(Dataset rows)
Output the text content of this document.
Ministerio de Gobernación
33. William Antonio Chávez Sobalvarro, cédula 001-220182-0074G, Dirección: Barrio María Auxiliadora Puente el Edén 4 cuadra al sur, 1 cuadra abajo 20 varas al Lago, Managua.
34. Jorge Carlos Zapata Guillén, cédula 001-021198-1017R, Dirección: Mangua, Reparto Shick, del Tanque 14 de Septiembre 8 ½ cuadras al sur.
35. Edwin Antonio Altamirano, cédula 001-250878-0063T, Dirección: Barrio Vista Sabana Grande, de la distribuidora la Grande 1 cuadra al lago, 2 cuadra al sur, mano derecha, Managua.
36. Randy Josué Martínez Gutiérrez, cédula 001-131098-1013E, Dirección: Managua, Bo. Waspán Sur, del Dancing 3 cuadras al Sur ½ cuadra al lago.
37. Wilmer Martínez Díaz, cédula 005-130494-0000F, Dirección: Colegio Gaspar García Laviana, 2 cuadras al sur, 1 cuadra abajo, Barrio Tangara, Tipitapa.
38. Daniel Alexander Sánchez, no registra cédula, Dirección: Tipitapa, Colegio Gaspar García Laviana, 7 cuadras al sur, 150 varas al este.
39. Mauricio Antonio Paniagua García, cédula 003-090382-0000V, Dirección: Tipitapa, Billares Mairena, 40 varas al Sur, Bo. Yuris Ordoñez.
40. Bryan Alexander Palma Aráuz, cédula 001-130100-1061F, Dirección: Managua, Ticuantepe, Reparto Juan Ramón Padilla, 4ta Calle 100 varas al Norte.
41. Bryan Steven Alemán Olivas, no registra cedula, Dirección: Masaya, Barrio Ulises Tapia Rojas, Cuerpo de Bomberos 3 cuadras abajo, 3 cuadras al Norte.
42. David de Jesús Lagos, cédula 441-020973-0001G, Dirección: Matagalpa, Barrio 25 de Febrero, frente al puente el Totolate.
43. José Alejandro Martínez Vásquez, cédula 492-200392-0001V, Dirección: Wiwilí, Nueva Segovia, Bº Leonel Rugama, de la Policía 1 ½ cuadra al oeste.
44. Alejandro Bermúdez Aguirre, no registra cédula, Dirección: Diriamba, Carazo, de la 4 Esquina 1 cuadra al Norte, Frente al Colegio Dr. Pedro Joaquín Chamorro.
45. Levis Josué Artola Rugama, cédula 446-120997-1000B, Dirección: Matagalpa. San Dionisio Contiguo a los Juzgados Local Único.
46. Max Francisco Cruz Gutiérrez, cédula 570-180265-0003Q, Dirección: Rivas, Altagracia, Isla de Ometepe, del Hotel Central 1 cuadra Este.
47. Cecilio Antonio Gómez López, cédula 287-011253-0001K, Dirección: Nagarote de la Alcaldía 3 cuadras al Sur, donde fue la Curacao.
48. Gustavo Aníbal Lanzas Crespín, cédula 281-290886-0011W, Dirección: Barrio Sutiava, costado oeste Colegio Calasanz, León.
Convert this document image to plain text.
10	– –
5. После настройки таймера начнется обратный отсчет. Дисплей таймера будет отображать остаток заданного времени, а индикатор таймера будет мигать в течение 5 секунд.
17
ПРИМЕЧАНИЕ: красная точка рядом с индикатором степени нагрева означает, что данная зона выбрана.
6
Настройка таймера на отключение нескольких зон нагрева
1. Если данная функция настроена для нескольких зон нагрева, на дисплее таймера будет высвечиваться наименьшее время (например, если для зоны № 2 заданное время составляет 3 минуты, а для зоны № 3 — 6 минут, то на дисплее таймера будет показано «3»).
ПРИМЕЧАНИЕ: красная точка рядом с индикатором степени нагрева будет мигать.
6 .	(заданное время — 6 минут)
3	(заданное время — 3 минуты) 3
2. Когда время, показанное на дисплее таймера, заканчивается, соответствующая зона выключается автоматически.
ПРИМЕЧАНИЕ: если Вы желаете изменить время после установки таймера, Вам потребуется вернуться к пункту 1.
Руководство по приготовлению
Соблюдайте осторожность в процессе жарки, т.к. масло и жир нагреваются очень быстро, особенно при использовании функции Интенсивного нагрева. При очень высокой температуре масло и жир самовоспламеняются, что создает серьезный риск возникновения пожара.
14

**Short exercise**
Look through the entries above. Extract each line with the word "Gutiérrez".

**Complete answer**
36. Randy Josué Martínez Gutiérrez, cédula 001-131098-1013E, Dirección: Managua, Bo. Waspán Sur, del Dancing 3 cuadras al Sur ½ cuadra al lago.
46. Max Francisco Cruz Gutiérrez, cédula 570-180265-0003Q, Dirección: Rivas, Altagracia, Isla de Ometepe, del Hotel Central 1 cuadra Este.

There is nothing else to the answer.